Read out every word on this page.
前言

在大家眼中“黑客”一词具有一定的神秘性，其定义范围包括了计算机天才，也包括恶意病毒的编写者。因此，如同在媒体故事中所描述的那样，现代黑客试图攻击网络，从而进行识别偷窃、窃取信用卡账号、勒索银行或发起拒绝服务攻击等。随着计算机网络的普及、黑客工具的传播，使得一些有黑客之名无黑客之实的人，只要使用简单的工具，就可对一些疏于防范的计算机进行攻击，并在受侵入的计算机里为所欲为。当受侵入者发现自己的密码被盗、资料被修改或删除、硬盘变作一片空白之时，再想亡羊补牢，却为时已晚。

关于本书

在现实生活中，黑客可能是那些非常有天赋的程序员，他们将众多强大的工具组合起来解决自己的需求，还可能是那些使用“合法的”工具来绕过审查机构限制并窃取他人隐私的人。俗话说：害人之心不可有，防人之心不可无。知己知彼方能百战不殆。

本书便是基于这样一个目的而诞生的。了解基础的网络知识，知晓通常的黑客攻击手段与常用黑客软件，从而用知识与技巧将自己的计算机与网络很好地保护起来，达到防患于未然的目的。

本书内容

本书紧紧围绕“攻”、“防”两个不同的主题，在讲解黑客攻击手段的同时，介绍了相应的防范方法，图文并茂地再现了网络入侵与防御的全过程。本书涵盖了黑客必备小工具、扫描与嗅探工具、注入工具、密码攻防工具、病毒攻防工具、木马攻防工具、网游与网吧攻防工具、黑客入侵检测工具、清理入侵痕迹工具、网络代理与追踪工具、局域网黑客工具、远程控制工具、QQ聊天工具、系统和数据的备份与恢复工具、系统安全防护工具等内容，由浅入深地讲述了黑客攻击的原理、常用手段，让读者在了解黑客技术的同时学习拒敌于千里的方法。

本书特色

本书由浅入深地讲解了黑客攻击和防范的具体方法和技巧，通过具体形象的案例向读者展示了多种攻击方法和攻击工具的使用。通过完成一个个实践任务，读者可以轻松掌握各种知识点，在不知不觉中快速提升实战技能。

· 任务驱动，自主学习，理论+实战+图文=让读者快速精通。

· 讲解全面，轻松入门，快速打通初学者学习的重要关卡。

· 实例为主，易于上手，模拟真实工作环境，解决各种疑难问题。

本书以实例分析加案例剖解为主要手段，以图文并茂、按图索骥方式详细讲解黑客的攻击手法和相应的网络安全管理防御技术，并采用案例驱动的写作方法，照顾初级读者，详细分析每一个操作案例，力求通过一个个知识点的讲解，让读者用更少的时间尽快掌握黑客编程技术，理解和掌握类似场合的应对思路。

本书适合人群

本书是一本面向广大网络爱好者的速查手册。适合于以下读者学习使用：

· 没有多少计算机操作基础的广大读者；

++++++

Exercise brief:
Return each line of the data exactly as written above.

Full response:
Read out every word on this page.
前言

在大家眼中“黑客”一词具有一定的神秘性，其定义范围包括了计算机天才，也包括恶意病毒的编写者。因此，如同在媒体故事中所描述的那样，现代黑客试图攻击网络，从而进行识别偷窃、窃取信用卡账号、勒索银行或发起拒绝服务攻击等。随着计算机网络的普及、黑客工具的传播，使得一些有黑客之名无黑客之实的人，只要使用简单的工具，就可对一些疏于防范的计算机进行攻击，并在受侵入的计算机里为所欲为。当受侵入者发现自己的密码被盗、资料被修改或删除、硬盘变作一片空白之时，再想亡羊补牢，却为时已晚。

关于本书

在现实生活中，黑客可能是那些非常有天赋的程序员，他们将众多强大的工具组合起来解决自己的需求，还可能是那些使用“合法的”工具来绕过审查机构限制并窃取他人隐私的人。俗话说：害人之心不可有，防人之心不可无。知己知彼方能百战不殆。

本书便是基于这样一个目的而诞生的。了解基础的网络知识，知晓通常的黑客攻击手段与常用黑客软件，从而用知识与技巧将自己的计算机与网络很好地保护起来，达到防患于未然的目的。

本书内容

本书紧紧围绕“攻”、“防”两个不同的主题，在讲解黑客攻击手段的同时，介绍了相应的防范方法，图文并茂地再现了网络入侵与防御的全过程。本书涵盖了黑客必备小工具、扫描与嗅探工具、注入工具、密码攻防工具、病毒攻防工具、木马攻防工具、网游与网吧攻防工具、黑客入侵检测工具、清理入侵痕迹工具、网络代理与追踪工具、局域网黑客工具、远程控制工具、QQ聊天工具、系统和数据的备份与恢复工具、系统安全防护工具等内容，由浅入深地讲述了黑客攻击的原理、常用手段，让读者在了解黑客技术的同时学习拒敌于千里的方法。

本书特色

本书由浅入深地讲解了黑客攻击和防范的具体方法和技巧，通过具体形象的案例向读者展示了多种攻击方法和攻击工具的使用。通过完成一个个实践任务，读者可以轻松掌握各种知识点，在不知不觉中快速提升实战技能。

· 任务驱动，自主学习，理论+实战+图文=让读者快速精通。

· 讲解全面，轻松入门，快速打通初学者学习的重要关卡。

· 实例为主，易于上手，模拟真实工作环境，解决各种疑难问题。

本书以实例分析加案例剖解为主要手段，以图文并茂、按图索骥方式详细讲解黑客的攻击手法和相应的网络安全管理防御技术，并采用案例驱动的写作方法，照顾初级读者，详细分析每一个操作案例，力求通过一个个知识点的讲解，让读者用更少的时间尽快掌握黑客编程技术，理解和掌握类似场合的应对思路。

本书适合人群

本书是一本面向广大网络爱好者的速查手册。适合于以下读者学习使用：

· 没有多少计算机操作基础的广大读者；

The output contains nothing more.